What the task asks: List the lines below as a numbered list, leaving out blank lines, starting at the line that contains "document-body (128, 332, 834, 1254)" and ending at the line that contains "776, 834, 1196)".

Element box annotations:
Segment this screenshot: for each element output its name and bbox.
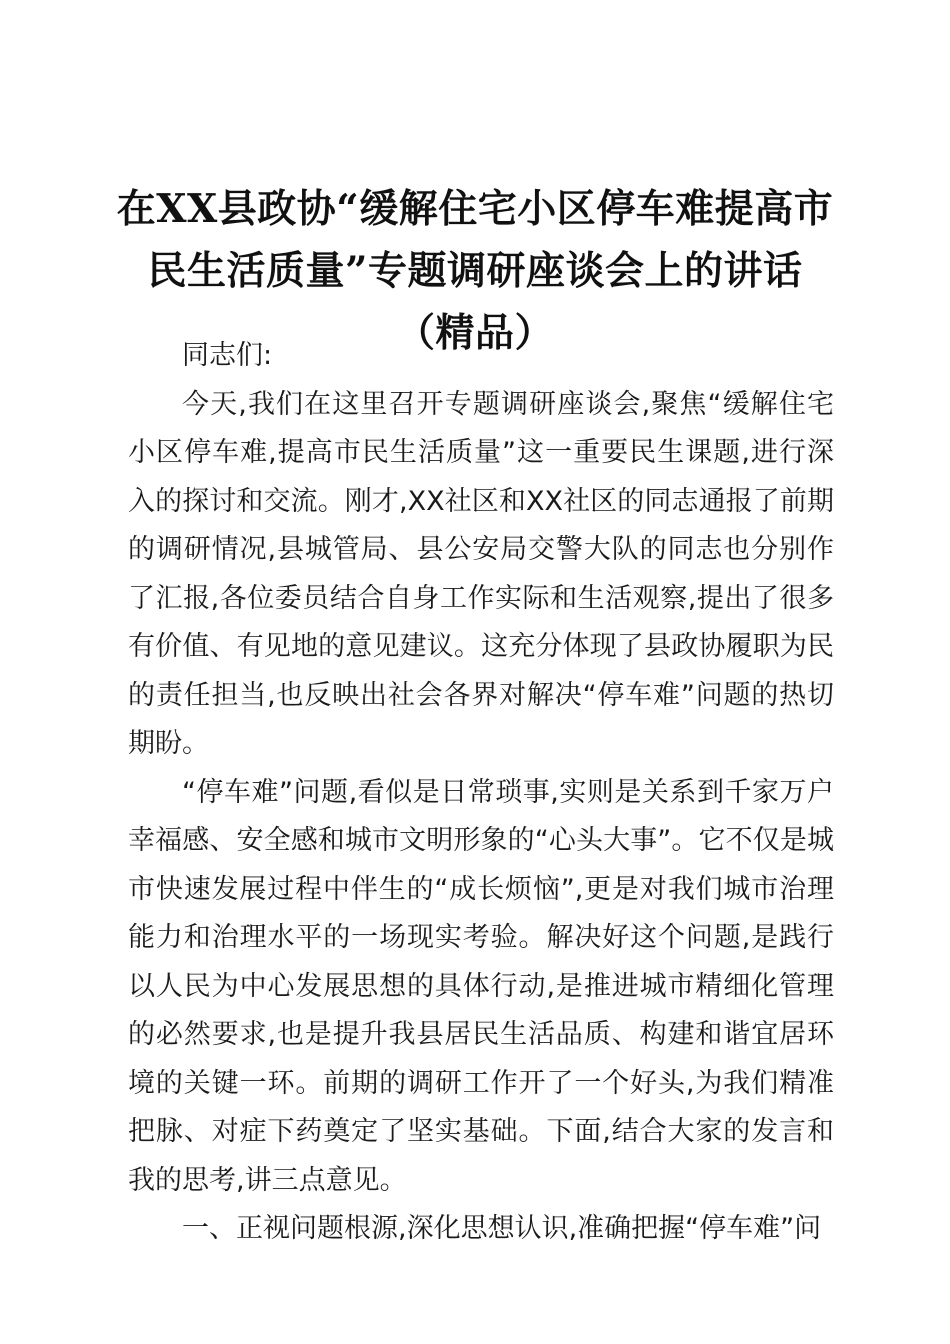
document-body (128, 332, 834, 1254)
document-title: 在XX县政协“缓解住宅小区停车难提高市民生活质量”专题调研座谈会上的讲话（精品） (116, 186, 834, 356)
paragraph-intro: 今天,我们在这里召开专题调研座谈会,聚焦“缓解住宅小区停车难,提高市民生活质量”这一重要民生课题,进行深入的探讨和交流。刚才,XX社区和XX社区的同志通报了前期的调研情况,县城管局、县公安局交警大队的同志也分别作了汇报,各位委员结合自身工作实际和生活观察,提出了很多有价值、有见地的意见建议。这充分体现了县政协履职为民的责任担当,也反映出社会各界对解决“停车难”问题的热切期盼。 (128, 388, 834, 759)
salutation: 同志们: (182, 340, 273, 371)
paragraph-significance: “停车难”问题,看似是日常琐事,实则是关系到千家万户幸福感、安全感和城市文明形象的“心头大事”。它不仅是城市快速发展过程中伴生的“成长烦恼”,更是对我们城市治理能力和治理水平的一场现实考验。解决好这个问题,是践行以人民为中心发展思想的具体行动,是推进城市精细化管理的必然要求,也是提升我县居民生活品质、构建和谐宜居环境的关键一环。前期的调研工作开了一个好头,为我们精准把脉、对症下药奠定了坚实基础。下面,结合大家的发言和我的思考,讲三点意见。 (128, 776, 834, 1196)
section-heading-1: 一、正视问题根源,深化思想认识,准确把握“停车难”问 (182, 1213, 822, 1244)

Response:
1. document-body (128, 332, 834, 1254)
2. document-title: 在XX县政协“缓解住宅小区停车难提高市民生活质量”专题调研座谈会上的讲话（精品） (116, 186, 834, 356)
3. paragraph-intro: 今天,我们在这里召开专题调研座谈会,聚焦“缓解住宅小区停车难,提高市民生活质量”这一重要民生课题,进行深入的探讨和交流。刚才,XX社区和XX社区的同志通报了前期的调研情况,县城管局、县公安局交警大队的同志也分别作了汇报,各位委员结合自身工作实际和生活观察,提出了很多有价值、有见地的意见建议。这充分体现了县政协履职为民的责任担当,也反映出社会各界对解决“停车难”问题的热切期盼。 (128, 388, 834, 759)
4. salutation: 同志们: (182, 340, 273, 371)
5. paragraph-significance: “停车难”问题,看似是日常琐事,实则是关系到千家万户幸福感、安全感和城市文明形象的“心头大事”。它不仅是城市快速发展过程中伴生的“成长烦恼”,更是对我们城市治理能力和治理水平的一场现实考验。解决好这个问题,是践行以人民为中心发展思想的具体行动,是推进城市精细化管理的必然要求,也是提升我县居民生活品质、构建和谐宜居环境的关键一环。前期的调研工作开了一个好头,为我们精准把脉、对症下药奠定了坚实基础。下面,结合大家的发言和我的思考,讲三点意见。 (128, 776, 834, 1196)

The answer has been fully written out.